| Brief |
Present the following data again exactly as it is shown.

Data records:
## BEGIN

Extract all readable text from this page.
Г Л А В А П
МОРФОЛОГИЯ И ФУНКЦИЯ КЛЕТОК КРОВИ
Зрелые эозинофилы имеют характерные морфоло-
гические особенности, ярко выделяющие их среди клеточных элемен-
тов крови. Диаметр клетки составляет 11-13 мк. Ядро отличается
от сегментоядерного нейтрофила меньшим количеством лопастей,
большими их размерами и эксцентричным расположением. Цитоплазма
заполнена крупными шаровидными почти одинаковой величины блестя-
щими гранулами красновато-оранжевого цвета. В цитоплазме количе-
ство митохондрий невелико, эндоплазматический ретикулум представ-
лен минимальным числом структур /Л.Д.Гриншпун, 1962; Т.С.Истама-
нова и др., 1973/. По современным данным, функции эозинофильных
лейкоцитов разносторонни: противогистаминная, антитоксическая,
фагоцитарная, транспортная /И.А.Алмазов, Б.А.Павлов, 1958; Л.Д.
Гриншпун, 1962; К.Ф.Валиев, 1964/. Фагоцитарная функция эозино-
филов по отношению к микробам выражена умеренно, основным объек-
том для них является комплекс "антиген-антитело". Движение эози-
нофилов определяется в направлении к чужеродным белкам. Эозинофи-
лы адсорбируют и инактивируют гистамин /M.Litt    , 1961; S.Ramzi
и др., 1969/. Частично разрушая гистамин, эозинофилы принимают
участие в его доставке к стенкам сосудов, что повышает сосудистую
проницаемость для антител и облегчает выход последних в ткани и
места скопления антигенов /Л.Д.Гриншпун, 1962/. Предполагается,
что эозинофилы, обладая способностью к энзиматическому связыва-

## END

| Output of the exercise |
Extract all readable text from this page.
Г Л А В А П
МОРФОЛОГИЯ И ФУНКЦИЯ КЛЕТОК КРОВИ
Зрелые эозинофилы имеют характерные морфоло-
гические особенности, ярко выделяющие их среди клеточных элемен-
тов крови. Диаметр клетки составляет 11-13 мк. Ядро отличается
от сегментоядерного нейтрофила меньшим количеством лопастей,
большими их размерами и эксцентричным расположением. Цитоплазма
заполнена крупными шаровидными почти одинаковой величины блестя-
щими гранулами красновато-оранжевого цвета. В цитоплазме количе-
ство митохондрий невелико, эндоплазматический ретикулум представ-
лен минимальным числом структур /Л.Д.Гриншпун, 1962; Т.С.Истама-
нова и др., 1973/. По современным данным, функции эозинофильных
лейкоцитов разносторонни: противогистаминная, антитоксическая,
фагоцитарная, транспортная /И.А.Алмазов, Б.А.Павлов, 1958; Л.Д.
Гриншпун, 1962; К.Ф.Валиев, 1964/. Фагоцитарная функция эозино-
филов по отношению к микробам выражена умеренно, основным объек-
том для них является комплекс "антиген-антитело". Движение эози-
нофилов определяется в направлении к чужеродным белкам. Эозинофи-
лы адсорбируют и инактивируют гистамин /M.Litt    , 1961; S.Ramzi
и др., 1969/. Частично разрушая гистамин, эозинофилы принимают
участие в его доставке к стенкам сосудов, что повышает сосудистую
проницаемость для антител и облегчает выход последних в ткани и
места скопления антигенов /Л.Д.Гриншпун, 1962/. Предполагается,
что эозинофилы, обладая способностью к энзиматическому связыва-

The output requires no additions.